• _PROMPT_: Find the lines that include the string "icon" and report how many there are. Give no other text.

• _Raw records_:
•••
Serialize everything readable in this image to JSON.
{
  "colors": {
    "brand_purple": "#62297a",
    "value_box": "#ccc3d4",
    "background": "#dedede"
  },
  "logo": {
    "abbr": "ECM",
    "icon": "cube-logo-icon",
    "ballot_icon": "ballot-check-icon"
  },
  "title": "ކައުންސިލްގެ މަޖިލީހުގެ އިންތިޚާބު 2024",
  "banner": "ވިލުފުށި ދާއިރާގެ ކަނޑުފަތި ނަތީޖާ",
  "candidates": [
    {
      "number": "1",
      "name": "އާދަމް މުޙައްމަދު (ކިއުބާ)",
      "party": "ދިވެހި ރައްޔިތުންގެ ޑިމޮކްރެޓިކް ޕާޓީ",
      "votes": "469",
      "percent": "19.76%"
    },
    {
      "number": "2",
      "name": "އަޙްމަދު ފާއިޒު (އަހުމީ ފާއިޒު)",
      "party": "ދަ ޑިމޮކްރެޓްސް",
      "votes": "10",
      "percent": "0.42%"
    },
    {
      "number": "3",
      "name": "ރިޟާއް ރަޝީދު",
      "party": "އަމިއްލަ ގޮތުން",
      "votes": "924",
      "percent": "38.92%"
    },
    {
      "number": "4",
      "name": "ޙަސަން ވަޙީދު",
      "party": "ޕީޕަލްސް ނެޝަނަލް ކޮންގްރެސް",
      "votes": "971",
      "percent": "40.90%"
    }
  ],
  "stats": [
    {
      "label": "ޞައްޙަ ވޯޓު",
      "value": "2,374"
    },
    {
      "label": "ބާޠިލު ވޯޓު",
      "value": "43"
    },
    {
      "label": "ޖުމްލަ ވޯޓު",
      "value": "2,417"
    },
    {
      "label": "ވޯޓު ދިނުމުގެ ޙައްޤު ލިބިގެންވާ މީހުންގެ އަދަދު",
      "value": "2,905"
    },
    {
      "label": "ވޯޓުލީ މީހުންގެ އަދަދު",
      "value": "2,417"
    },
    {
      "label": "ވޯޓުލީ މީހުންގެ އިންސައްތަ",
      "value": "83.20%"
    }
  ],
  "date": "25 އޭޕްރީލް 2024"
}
•••
• _SOLUTION TO THIS EXERCISE_: 2